**Task statement:** Isolate every line in the records below with "demselben" in it.

## begin Records

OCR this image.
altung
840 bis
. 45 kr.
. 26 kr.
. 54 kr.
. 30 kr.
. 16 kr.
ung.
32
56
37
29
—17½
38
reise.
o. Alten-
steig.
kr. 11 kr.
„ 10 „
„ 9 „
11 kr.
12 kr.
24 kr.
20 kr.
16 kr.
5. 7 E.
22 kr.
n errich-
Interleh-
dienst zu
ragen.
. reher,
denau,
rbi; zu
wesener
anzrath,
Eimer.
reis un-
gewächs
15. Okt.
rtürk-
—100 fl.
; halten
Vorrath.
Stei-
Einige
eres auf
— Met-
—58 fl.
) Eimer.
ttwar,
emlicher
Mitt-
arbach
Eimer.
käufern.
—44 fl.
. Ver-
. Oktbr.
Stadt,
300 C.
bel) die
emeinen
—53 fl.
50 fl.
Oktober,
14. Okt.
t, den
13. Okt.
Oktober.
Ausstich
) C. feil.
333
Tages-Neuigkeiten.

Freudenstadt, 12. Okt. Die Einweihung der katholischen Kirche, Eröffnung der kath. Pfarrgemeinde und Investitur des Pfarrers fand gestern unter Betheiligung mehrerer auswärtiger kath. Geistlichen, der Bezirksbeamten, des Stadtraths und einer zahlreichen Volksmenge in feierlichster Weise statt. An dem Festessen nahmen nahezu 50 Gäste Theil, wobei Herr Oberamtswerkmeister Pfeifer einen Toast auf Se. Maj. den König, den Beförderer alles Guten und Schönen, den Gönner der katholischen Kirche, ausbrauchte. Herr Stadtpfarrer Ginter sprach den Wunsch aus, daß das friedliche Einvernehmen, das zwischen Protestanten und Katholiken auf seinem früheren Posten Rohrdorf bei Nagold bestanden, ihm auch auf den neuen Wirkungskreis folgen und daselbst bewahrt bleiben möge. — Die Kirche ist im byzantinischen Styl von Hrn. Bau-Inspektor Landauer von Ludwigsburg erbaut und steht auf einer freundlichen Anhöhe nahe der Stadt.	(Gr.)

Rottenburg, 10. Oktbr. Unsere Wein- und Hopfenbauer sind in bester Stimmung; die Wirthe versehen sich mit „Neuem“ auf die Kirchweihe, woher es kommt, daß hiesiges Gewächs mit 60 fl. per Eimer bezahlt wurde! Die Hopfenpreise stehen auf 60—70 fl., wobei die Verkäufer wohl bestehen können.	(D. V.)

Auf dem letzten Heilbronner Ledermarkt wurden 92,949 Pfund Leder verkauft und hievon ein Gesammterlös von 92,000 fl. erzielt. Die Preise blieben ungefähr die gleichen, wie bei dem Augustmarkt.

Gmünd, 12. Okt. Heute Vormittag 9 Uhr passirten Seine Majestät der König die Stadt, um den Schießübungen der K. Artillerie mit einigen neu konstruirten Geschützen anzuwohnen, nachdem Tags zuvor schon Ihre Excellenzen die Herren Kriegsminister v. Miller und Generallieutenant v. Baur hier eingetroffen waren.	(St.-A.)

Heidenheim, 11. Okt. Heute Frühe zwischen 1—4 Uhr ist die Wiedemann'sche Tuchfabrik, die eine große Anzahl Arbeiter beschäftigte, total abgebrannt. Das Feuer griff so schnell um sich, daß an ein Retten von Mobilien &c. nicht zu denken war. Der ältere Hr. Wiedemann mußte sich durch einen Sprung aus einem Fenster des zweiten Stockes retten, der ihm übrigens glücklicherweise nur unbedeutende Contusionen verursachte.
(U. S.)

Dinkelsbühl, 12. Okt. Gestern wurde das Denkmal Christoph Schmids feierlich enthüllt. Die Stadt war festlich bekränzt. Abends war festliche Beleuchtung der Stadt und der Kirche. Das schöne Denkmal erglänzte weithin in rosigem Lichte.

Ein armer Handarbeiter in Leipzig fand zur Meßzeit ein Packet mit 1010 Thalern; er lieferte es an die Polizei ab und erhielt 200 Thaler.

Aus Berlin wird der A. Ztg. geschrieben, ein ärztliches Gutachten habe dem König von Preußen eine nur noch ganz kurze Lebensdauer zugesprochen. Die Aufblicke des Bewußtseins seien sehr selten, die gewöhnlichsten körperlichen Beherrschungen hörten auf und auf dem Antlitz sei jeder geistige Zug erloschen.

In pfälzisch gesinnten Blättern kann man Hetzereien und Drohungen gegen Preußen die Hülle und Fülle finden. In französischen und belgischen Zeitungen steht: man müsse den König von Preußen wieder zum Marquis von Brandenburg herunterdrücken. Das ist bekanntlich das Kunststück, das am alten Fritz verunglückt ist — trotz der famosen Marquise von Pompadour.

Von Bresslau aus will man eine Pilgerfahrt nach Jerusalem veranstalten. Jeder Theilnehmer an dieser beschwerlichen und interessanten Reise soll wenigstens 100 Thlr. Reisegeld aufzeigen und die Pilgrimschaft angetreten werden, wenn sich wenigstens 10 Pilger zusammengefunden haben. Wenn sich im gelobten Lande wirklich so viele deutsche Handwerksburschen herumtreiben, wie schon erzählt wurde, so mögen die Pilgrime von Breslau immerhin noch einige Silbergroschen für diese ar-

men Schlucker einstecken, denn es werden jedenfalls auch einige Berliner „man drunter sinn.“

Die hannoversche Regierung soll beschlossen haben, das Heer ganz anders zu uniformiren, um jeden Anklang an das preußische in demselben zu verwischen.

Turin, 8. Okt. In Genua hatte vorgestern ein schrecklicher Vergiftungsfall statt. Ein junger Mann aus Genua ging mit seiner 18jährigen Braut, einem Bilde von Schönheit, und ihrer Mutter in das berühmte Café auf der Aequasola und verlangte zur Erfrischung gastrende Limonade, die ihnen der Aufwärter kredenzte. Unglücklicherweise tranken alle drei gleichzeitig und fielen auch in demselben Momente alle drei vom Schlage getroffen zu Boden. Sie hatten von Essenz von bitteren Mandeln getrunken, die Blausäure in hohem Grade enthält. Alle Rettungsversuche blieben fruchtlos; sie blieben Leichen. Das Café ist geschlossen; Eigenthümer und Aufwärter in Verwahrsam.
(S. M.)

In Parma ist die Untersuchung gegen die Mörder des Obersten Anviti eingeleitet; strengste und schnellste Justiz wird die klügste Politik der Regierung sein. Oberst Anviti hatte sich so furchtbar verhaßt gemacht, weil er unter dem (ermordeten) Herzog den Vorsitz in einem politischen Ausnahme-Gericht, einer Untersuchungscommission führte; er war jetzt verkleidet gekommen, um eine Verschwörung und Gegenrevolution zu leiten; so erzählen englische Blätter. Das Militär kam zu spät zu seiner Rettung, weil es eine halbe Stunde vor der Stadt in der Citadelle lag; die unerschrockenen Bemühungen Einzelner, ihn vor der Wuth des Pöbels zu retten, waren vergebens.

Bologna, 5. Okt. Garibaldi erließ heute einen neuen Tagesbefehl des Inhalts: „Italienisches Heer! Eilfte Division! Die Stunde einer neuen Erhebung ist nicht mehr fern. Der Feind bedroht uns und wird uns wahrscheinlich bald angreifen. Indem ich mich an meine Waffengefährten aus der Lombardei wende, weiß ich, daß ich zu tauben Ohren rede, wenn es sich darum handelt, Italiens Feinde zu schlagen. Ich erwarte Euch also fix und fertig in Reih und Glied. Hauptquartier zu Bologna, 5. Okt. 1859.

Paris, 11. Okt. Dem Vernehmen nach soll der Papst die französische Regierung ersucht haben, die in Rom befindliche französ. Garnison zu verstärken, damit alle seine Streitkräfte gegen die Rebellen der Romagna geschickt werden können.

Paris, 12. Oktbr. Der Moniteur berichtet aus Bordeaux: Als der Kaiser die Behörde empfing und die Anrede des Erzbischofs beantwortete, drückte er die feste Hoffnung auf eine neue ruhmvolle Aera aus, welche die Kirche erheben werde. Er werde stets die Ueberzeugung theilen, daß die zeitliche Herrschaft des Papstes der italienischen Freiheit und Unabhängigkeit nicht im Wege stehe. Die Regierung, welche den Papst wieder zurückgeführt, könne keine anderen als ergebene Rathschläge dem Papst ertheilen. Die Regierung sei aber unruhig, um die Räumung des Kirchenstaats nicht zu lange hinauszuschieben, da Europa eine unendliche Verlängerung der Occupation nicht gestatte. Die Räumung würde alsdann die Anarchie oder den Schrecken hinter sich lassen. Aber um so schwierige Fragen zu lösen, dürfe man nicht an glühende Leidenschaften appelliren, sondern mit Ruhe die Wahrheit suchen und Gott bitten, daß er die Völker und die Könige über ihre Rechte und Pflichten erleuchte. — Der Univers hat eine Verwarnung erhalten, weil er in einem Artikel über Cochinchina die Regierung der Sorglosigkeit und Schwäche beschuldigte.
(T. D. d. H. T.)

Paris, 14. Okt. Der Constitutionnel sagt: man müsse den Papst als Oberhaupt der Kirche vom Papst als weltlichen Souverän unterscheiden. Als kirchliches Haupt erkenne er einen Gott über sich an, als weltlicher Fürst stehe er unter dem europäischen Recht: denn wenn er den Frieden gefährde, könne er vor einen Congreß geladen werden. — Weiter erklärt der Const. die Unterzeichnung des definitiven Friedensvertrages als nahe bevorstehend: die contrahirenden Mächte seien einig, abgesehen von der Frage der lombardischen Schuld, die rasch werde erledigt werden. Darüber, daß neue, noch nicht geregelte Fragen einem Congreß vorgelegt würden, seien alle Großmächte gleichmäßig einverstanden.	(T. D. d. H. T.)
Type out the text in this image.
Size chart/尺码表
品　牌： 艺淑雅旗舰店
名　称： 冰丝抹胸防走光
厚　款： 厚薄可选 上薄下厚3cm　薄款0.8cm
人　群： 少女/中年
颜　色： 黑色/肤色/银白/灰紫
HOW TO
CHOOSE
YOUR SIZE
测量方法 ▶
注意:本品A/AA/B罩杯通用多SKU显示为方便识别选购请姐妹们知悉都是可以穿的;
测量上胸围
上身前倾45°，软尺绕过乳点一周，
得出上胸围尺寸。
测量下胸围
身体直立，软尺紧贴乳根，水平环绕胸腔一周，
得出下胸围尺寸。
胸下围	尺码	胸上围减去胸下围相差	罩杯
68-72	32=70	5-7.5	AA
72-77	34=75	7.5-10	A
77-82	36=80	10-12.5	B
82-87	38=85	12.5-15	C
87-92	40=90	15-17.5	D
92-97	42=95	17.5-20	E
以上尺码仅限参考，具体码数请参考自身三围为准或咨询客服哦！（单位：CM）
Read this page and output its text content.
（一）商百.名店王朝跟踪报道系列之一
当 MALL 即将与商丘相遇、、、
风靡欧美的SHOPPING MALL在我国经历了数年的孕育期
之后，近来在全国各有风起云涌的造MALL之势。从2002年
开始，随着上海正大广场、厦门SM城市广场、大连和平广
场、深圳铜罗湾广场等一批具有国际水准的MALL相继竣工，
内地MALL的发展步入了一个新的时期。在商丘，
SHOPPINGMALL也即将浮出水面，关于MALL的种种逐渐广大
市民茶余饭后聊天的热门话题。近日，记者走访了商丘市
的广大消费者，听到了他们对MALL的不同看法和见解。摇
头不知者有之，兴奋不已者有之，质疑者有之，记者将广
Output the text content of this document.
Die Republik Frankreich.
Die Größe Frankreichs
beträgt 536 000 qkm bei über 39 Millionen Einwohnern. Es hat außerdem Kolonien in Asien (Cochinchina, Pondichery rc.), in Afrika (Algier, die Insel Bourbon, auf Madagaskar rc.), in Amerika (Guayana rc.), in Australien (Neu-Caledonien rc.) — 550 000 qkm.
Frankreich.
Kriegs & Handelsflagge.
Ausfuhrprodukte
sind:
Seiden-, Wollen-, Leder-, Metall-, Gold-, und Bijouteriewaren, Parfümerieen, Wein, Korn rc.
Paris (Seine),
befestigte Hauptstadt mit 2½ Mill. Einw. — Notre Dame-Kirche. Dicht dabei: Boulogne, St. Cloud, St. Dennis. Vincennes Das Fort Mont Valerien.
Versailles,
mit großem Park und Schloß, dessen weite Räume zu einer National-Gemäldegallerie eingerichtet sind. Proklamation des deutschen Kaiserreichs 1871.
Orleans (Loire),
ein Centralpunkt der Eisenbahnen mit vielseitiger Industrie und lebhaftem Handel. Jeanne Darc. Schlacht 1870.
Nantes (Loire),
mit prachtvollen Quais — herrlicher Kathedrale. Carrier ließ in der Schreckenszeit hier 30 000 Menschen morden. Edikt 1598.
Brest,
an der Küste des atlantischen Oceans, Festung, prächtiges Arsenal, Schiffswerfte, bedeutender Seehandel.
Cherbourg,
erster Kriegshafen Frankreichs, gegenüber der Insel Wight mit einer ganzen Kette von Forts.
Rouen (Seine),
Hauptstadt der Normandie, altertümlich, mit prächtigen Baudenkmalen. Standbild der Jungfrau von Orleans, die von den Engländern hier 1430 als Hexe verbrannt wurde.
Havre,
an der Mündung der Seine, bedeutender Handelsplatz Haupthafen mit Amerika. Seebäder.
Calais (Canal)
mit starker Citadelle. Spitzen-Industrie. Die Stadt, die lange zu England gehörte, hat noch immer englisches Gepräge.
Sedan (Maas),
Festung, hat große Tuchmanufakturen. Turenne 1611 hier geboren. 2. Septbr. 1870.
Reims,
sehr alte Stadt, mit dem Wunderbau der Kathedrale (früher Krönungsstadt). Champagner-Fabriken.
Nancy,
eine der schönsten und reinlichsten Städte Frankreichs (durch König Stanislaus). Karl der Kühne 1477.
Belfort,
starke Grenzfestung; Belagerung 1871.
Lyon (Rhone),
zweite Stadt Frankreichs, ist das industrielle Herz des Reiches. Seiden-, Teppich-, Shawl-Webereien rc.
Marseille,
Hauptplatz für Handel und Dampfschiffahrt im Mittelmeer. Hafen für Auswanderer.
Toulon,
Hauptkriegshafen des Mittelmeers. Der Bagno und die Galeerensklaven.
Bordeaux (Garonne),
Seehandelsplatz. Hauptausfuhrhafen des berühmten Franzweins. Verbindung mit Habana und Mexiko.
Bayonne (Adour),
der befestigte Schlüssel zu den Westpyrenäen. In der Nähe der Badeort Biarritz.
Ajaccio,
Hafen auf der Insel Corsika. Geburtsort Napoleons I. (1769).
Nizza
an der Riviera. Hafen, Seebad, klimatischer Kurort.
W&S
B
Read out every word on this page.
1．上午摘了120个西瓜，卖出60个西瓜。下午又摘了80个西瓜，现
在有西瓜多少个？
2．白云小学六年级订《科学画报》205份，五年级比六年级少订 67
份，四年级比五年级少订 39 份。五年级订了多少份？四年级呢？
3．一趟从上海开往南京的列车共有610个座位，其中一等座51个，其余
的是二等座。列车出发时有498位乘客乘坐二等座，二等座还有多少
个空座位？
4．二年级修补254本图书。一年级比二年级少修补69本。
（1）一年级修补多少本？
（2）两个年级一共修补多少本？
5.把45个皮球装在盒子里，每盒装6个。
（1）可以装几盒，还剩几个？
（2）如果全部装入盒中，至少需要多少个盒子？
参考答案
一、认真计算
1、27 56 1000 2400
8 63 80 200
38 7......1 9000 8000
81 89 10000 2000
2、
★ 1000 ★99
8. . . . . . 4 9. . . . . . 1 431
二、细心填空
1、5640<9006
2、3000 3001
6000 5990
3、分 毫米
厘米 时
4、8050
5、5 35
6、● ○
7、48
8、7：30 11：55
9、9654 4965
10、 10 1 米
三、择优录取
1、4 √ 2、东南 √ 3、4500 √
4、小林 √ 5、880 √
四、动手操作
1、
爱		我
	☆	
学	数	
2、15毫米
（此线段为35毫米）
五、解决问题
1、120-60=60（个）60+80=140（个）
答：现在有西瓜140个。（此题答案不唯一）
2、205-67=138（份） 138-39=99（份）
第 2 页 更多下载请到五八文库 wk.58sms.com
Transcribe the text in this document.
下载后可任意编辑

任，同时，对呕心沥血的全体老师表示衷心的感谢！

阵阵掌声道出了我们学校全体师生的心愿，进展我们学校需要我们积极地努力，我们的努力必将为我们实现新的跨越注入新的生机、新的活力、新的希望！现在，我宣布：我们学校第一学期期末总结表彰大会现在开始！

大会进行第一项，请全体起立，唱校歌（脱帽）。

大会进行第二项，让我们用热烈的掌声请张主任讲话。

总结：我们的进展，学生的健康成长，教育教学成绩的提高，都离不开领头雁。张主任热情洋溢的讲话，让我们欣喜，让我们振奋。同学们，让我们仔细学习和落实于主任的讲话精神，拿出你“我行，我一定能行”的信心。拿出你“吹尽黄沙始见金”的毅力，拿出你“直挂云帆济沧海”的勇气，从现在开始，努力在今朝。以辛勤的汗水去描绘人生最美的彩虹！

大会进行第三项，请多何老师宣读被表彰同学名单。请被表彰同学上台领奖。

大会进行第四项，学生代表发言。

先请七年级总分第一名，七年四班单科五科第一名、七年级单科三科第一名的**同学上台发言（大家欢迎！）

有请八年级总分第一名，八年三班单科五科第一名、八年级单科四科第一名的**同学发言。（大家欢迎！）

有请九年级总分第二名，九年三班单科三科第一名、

## end Records

**Finished answer:**
Die hannoversche Regierung soll beschlossen haben, das Heer ganz anders zu uniformiren, um jeden Anklang an das preußische in demselben zu verwischen.
Turin, 8. Okt. In Genua hatte vorgestern ein schrecklicher Vergiftungsfall statt. Ein junger Mann aus Genua ging mit seiner 18jährigen Braut, einem Bilde von Schönheit, und ihrer Mutter in das berühmte Café auf der Aequasola und verlangte zur Erfrischung gastrende Limonade, die ihnen der Aufwärter kredenzte. Unglücklicherweise tranken alle drei gleichzeitig und fielen auch in demselben Momente alle drei vom Schlage getroffen zu Boden. Sie hatten von Essenz von bitteren Mandeln getrunken, die Blausäure in hohem Grade enthält. Alle Rettungsversuche blieben fruchtlos; sie blieben Leichen. Das Café ist geschlossen; Eigenthümer und Aufwärter in Verwahrsam.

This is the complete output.